[Labeled box records]
----------------
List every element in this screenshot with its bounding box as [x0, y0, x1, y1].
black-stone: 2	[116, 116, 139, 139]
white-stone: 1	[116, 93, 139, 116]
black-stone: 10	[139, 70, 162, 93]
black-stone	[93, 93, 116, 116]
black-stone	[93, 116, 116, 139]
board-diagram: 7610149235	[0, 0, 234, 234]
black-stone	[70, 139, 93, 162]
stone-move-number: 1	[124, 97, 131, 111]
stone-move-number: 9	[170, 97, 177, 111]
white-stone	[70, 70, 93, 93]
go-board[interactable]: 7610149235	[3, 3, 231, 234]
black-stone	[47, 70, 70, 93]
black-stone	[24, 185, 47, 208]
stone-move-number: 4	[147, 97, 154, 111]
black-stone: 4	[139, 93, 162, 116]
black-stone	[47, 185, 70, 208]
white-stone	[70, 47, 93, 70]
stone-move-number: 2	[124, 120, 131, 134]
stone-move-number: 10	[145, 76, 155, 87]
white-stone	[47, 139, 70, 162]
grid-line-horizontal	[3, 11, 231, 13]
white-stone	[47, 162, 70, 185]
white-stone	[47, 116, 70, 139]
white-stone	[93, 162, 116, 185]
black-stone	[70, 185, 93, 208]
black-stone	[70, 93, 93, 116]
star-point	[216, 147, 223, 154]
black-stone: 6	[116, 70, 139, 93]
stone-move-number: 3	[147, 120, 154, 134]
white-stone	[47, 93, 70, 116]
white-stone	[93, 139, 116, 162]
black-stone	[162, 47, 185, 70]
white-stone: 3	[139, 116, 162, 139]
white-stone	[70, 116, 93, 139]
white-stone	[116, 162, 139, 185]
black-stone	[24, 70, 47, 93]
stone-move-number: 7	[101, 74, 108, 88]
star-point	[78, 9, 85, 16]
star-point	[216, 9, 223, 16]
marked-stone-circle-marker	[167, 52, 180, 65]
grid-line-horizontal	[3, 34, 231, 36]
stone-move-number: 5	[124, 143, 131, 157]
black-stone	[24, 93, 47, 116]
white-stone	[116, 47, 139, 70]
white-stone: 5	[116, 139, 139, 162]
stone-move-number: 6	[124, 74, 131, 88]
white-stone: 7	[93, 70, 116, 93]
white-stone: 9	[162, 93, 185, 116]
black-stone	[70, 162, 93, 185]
----------------
SET TASK
Pull every line out of the material and reproduce each one word for word.

ANSWER FOR THIS EXERCISE
List every element in this screenshot with its bounding box as [x0, y0, x1, y1].
black-stone: 2	[116, 116, 139, 139]
white-stone: 1	[116, 93, 139, 116]
black-stone: 10	[139, 70, 162, 93]
black-stone	[93, 93, 116, 116]
black-stone	[93, 116, 116, 139]
board-diagram: 7610149235	[0, 0, 234, 234]
black-stone	[70, 139, 93, 162]
stone-move-number: 1	[124, 97, 131, 111]
stone-move-number: 9	[170, 97, 177, 111]
white-stone	[70, 70, 93, 93]
go-board[interactable]: 7610149235	[3, 3, 231, 234]
black-stone	[47, 70, 70, 93]
black-stone	[24, 185, 47, 208]
stone-move-number: 4	[147, 97, 154, 111]
black-stone: 4	[139, 93, 162, 116]
black-stone	[47, 185, 70, 208]
white-stone	[70, 47, 93, 70]
stone-move-number: 2	[124, 120, 131, 134]
stone-move-number: 10	[145, 76, 155, 87]
white-stone	[47, 139, 70, 162]
grid-line-horizontal	[3, 11, 231, 13]
white-stone	[47, 162, 70, 185]
white-stone	[47, 116, 70, 139]
white-stone	[93, 162, 116, 185]
black-stone	[70, 185, 93, 208]
black-stone	[70, 93, 93, 116]
star-point	[216, 147, 223, 154]
black-stone: 6	[116, 70, 139, 93]
stone-move-number: 3	[147, 120, 154, 134]
white-stone	[47, 93, 70, 116]
white-stone	[93, 139, 116, 162]
black-stone	[162, 47, 185, 70]
white-stone: 3	[139, 116, 162, 139]
white-stone	[70, 116, 93, 139]
white-stone	[116, 162, 139, 185]
black-stone	[24, 70, 47, 93]
stone-move-number: 7	[101, 74, 108, 88]
star-point	[78, 9, 85, 16]
star-point	[216, 9, 223, 16]
marked-stone-circle-marker	[167, 52, 180, 65]
grid-line-horizontal	[3, 34, 231, 36]
stone-move-number: 5	[124, 143, 131, 157]
black-stone	[24, 93, 47, 116]
white-stone	[116, 47, 139, 70]
white-stone: 5	[116, 139, 139, 162]
stone-move-number: 6	[124, 74, 131, 88]
white-stone: 7	[93, 70, 116, 93]
white-stone: 9	[162, 93, 185, 116]
black-stone	[70, 162, 93, 185]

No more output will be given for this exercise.